**WHAT IS BEING ASKED**
Rewrite every line of the data below as a single numbered list, leaving out any blank lines.

**RECORDS SHOWN**
^^^^
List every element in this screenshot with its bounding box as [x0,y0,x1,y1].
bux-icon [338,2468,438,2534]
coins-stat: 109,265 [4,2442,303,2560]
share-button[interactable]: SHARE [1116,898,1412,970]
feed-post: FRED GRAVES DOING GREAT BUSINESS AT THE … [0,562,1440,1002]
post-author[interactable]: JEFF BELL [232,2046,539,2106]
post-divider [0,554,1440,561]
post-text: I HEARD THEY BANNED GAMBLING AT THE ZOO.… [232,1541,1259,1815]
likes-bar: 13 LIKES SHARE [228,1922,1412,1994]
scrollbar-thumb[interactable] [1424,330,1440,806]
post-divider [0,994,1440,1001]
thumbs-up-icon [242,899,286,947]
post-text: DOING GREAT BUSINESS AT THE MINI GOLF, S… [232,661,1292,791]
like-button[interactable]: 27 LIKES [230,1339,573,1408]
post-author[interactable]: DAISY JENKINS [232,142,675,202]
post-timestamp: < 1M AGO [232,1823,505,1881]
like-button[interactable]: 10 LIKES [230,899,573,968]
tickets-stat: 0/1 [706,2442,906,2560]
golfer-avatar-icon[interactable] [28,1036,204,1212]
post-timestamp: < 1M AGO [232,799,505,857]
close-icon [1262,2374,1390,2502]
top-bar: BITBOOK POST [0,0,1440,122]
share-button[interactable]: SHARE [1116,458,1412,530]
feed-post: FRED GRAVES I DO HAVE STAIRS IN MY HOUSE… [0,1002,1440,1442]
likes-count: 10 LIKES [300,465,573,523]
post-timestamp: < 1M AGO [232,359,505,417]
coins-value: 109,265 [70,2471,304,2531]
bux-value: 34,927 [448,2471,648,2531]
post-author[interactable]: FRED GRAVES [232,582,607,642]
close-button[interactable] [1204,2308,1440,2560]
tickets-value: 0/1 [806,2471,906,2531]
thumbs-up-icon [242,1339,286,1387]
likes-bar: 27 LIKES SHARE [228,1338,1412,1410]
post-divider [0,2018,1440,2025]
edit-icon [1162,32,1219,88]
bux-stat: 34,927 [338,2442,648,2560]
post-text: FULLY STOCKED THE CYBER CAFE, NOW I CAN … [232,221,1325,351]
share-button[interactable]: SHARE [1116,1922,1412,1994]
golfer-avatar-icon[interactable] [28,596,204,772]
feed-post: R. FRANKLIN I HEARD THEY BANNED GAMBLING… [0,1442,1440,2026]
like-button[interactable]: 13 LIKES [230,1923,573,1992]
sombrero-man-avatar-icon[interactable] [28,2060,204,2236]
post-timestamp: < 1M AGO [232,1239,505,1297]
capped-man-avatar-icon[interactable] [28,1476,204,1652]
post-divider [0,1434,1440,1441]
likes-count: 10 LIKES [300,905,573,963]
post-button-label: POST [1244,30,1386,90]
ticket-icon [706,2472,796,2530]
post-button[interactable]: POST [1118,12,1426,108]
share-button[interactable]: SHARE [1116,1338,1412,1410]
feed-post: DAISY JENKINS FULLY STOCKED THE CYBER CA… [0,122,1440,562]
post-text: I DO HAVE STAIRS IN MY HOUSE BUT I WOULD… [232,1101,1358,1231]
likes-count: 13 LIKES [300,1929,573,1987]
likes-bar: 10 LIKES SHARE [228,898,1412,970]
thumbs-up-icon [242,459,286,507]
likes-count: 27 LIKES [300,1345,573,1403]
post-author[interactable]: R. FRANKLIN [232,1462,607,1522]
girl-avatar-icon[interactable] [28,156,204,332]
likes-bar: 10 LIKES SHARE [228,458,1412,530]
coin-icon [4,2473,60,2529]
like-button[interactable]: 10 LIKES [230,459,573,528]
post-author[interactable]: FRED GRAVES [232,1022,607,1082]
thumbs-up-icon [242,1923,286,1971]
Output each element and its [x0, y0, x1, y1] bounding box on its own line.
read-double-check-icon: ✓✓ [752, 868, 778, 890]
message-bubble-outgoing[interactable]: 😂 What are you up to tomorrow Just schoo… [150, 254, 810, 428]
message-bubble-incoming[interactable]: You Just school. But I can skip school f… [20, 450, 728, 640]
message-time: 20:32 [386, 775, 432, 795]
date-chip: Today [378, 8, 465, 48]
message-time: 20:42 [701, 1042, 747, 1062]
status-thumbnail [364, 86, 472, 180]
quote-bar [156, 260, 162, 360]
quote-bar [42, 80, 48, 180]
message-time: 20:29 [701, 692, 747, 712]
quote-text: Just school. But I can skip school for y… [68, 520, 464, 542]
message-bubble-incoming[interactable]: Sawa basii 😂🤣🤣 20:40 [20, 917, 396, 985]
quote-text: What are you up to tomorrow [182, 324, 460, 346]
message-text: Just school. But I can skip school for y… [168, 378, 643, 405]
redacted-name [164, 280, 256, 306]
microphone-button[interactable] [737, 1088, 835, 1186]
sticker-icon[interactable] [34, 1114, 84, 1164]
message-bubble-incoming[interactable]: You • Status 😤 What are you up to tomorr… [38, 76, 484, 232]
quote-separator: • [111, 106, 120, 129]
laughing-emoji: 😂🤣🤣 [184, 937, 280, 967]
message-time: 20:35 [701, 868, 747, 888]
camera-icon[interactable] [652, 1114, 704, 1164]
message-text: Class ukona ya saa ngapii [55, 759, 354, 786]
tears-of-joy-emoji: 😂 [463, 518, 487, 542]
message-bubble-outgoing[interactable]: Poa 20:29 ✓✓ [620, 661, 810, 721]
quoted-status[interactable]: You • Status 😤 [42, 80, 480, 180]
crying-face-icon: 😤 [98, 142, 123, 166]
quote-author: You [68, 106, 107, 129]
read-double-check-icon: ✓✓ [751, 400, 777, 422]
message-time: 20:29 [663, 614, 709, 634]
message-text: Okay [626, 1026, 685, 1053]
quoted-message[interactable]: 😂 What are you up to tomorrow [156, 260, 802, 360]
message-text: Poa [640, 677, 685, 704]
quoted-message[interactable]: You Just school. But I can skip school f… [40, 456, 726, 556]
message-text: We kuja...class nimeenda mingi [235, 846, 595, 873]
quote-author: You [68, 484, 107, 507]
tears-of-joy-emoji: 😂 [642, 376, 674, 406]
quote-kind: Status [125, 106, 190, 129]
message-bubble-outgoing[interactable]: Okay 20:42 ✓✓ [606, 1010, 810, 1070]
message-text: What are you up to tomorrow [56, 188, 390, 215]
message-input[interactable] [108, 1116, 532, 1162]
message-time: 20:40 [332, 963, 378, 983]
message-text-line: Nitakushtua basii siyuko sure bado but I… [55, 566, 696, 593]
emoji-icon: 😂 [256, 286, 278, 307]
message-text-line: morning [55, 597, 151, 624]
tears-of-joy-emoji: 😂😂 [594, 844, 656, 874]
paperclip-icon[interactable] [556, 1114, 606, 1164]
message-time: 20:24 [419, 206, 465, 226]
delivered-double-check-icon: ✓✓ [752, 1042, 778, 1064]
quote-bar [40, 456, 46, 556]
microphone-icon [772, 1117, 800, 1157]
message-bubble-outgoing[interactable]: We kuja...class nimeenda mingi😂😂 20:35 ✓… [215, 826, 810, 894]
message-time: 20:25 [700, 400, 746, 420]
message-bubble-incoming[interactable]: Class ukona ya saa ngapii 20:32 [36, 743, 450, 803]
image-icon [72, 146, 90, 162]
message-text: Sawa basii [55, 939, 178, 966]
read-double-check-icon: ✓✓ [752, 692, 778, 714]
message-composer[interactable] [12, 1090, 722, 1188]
^^^^
**WORKED ANSWER**
1. List every element in this screenshot with its bounding box as [x0,y0,x1,y1].
2. bux-icon [338,2468,438,2534]
3. coins-stat: 109,265 [4,2442,303,2560]
4. share-button[interactable]: SHARE [1116,898,1412,970]
5. feed-post: FRED GRAVES DOING GREAT BUSINESS AT THE … [0,562,1440,1002]
6. post-author[interactable]: JEFF BELL [232,2046,539,2106]
7. post-divider [0,554,1440,561]
8. post-text: I HEARD THEY BANNED GAMBLING AT THE ZOO.… [232,1541,1259,1815]
9. likes-bar: 13 LIKES SHARE [228,1922,1412,1994]
10. scrollbar-thumb[interactable] [1424,330,1440,806]
11. post-divider [0,994,1440,1001]
12. thumbs-up-icon [242,899,286,947]
13. post-text: DOING GREAT BUSINESS AT THE MINI GOLF, S… [232,661,1292,791]
14. like-button[interactable]: 27 LIKES [230,1339,573,1408]
15. post-author[interactable]: DAISY JENKINS [232,142,675,202]
16. post-timestamp: < 1M AGO [232,1823,505,1881]
17. like-button[interactable]: 10 LIKES [230,899,573,968]
18. tickets-stat: 0/1 [706,2442,906,2560]
19. golfer-avatar-icon[interactable] [28,1036,204,1212]
20. post-timestamp: < 1M AGO [232,799,505,857]
21. close-icon [1262,2374,1390,2502]
22. top-bar: BITBOOK POST [0,0,1440,122]
23. share-button[interactable]: SHARE [1116,458,1412,530]
24. feed-post: FRED GRAVES I DO HAVE STAIRS IN MY HOUSE… [0,1002,1440,1442]
25. likes-count: 10 LIKES [300,465,573,523]
26. post-timestamp: < 1M AGO [232,359,505,417]
27. coins-value: 109,265 [70,2471,304,2531]
28. bux-value: 34,927 [448,2471,648,2531]
29. post-author[interactable]: FRED GRAVES [232,582,607,642]
30. close-button[interactable] [1204,2308,1440,2560]
31. tickets-value: 0/1 [806,2471,906,2531]
32. thumbs-up-icon [242,1339,286,1387]
33. likes-bar: 27 LIKES SHARE [228,1338,1412,1410]
34. post-divider [0,2018,1440,2025]
35. edit-icon [1162,32,1219,88]
36. bux-stat: 34,927 [338,2442,648,2560]
37. post-text: FULLY STOCKED THE CYBER CAFE, NOW I CAN … [232,221,1325,351]
38. share-button[interactable]: SHARE [1116,1922,1412,1994]
39. golfer-avatar-icon[interactable] [28,596,204,772]
40. feed-post: R. FRANKLIN I HEARD THEY BANNED GAMBLING… [0,1442,1440,2026]
41. like-button[interactable]: 13 LIKES [230,1923,573,1992]
42. sombrero-man-avatar-icon[interactable] [28,2060,204,2236]
43. post-timestamp: < 1M AGO [232,1239,505,1297]
44. capped-man-avatar-icon[interactable] [28,1476,204,1652]
45. post-divider [0,1434,1440,1441]
46. likes-count: 10 LIKES [300,905,573,963]
47. post-button-label: POST [1244,30,1386,90]
48. ticket-icon [706,2472,796,2530]
49. post-button[interactable]: POST [1118,12,1426,108]
50. share-button[interactable]: SHARE [1116,1338,1412,1410]
51. feed-post: DAISY JENKINS FULLY STOCKED THE CYBER CA… [0,122,1440,562]
52. post-text: I DO HAVE STAIRS IN MY HOUSE BUT I WOULD… [232,1101,1358,1231]
53. likes-count: 13 LIKES [300,1929,573,1987]
54. likes-bar: 10 LIKES SHARE [228,898,1412,970]
55. thumbs-up-icon [242,459,286,507]
56. likes-count: 27 LIKES [300,1345,573,1403]
57. post-author[interactable]: R. FRANKLIN [232,1462,607,1522]
58. girl-avatar-icon[interactable] [28,156,204,332]
59. likes-bar: 10 LIKES SHARE [228,458,1412,530]
60. coin-icon [4,2473,60,2529]
61. like-button[interactable]: 10 LIKES [230,459,573,528]
62. post-author[interactable]: FRED GRAVES [232,1022,607,1082]
63. thumbs-up-icon [242,1923,286,1971]
64. Output each element and its [x0, y0, x1, y1] bounding box on its own line.
65. read-double-check-icon: ✓✓ [752, 868, 778, 890]
66. message-bubble-outgoing[interactable]: 😂 What are you up to tomorrow Just schoo… [150, 254, 810, 428]
67. message-bubble-incoming[interactable]: You Just school. But I can skip school f… [20, 450, 728, 640]
68. message-time: 20:32 [386, 775, 432, 795]
69. date-chip: Today [378, 8, 465, 48]
70. message-time: 20:42 [701, 1042, 747, 1062]
71. status-thumbnail [364, 86, 472, 180]
72. quote-bar [156, 260, 162, 360]
73. quote-bar [42, 80, 48, 180]
74. message-time: 20:29 [701, 692, 747, 712]
75. quote-text: Just school. But I can skip school for y… [68, 520, 464, 542]
76. message-bubble-incoming[interactable]: Sawa basii 😂🤣🤣 20:40 [20, 917, 396, 985]
77. quote-text: What are you up to tomorrow [182, 324, 460, 346]
78. message-text: Just school. But I can skip school for y… [168, 378, 643, 405]
79. redacted-name [164, 280, 256, 306]
80. microphone-button[interactable] [737, 1088, 835, 1186]
81. sticker-icon[interactable] [34, 1114, 84, 1164]
82. message-bubble-incoming[interactable]: You • Status 😤 What are you up to tomorr… [38, 76, 484, 232]
83. quote-separator: • [111, 106, 120, 129]
84. laughing-emoji: 😂🤣🤣 [184, 937, 280, 967]
85. message-time: 20:35 [701, 868, 747, 888]
86. camera-icon[interactable] [652, 1114, 704, 1164]
87. message-text: Class ukona ya saa ngapii [55, 759, 354, 786]
88. tears-of-joy-emoji: 😂 [463, 518, 487, 542]
89. message-bubble-outgoing[interactable]: Poa 20:29 ✓✓ [620, 661, 810, 721]
90. quoted-status[interactable]: You • Status 😤 [42, 80, 480, 180]
91. crying-face-icon: 😤 [98, 142, 123, 166]
92. quote-author: You [68, 106, 107, 129]
93. read-double-check-icon: ✓✓ [751, 400, 777, 422]
94. message-time: 20:29 [663, 614, 709, 634]
95. message-text: Okay [626, 1026, 685, 1053]
96. quoted-message[interactable]: 😂 What are you up to tomorrow [156, 260, 802, 360]
97. message-text: Poa [640, 677, 685, 704]
98. quoted-message[interactable]: You Just school. But I can skip school f… [40, 456, 726, 556]
99. message-text: We kuja...class nimeenda mingi [235, 846, 595, 873]
100. quote-author: You [68, 484, 107, 507]
101. tears-of-joy-emoji: 😂 [642, 376, 674, 406]
102. quote-kind: Status [125, 106, 190, 129]
103. message-bubble-outgoing[interactable]: Okay 20:42 ✓✓ [606, 1010, 810, 1070]
104. message-text: What are you up to tomorrow [56, 188, 390, 215]
105. message-input[interactable] [108, 1116, 532, 1162]
106. message-time: 20:40 [332, 963, 378, 983]
107. message-text-line: Nitakushtua basii siyuko sure bado but I… [55, 566, 696, 593]
108. emoji-icon: 😂 [256, 286, 278, 307]
109. message-text-line: morning [55, 597, 151, 624]
110. tears-of-joy-emoji: 😂😂 [594, 844, 656, 874]
111. paperclip-icon[interactable] [556, 1114, 606, 1164]
112. message-time: 20:24 [419, 206, 465, 226]
113. delivered-double-check-icon: ✓✓ [752, 1042, 778, 1064]
114. quote-bar [40, 456, 46, 556]
115. microphone-icon [772, 1117, 800, 1157]
116. message-bubble-outgoing[interactable]: We kuja...class nimeenda mingi😂😂 20:35 ✓… [215, 826, 810, 894]
117. message-time: 20:25 [700, 400, 746, 420]
118. message-bubble-incoming[interactable]: Class ukona ya saa ngapii 20:32 [36, 743, 450, 803]
119. image-icon [72, 146, 90, 162]
120. message-text: Sawa basii [55, 939, 178, 966]
121. read-double-check-icon: ✓✓ [752, 692, 778, 714]
122. message-composer[interactable] [12, 1090, 722, 1188]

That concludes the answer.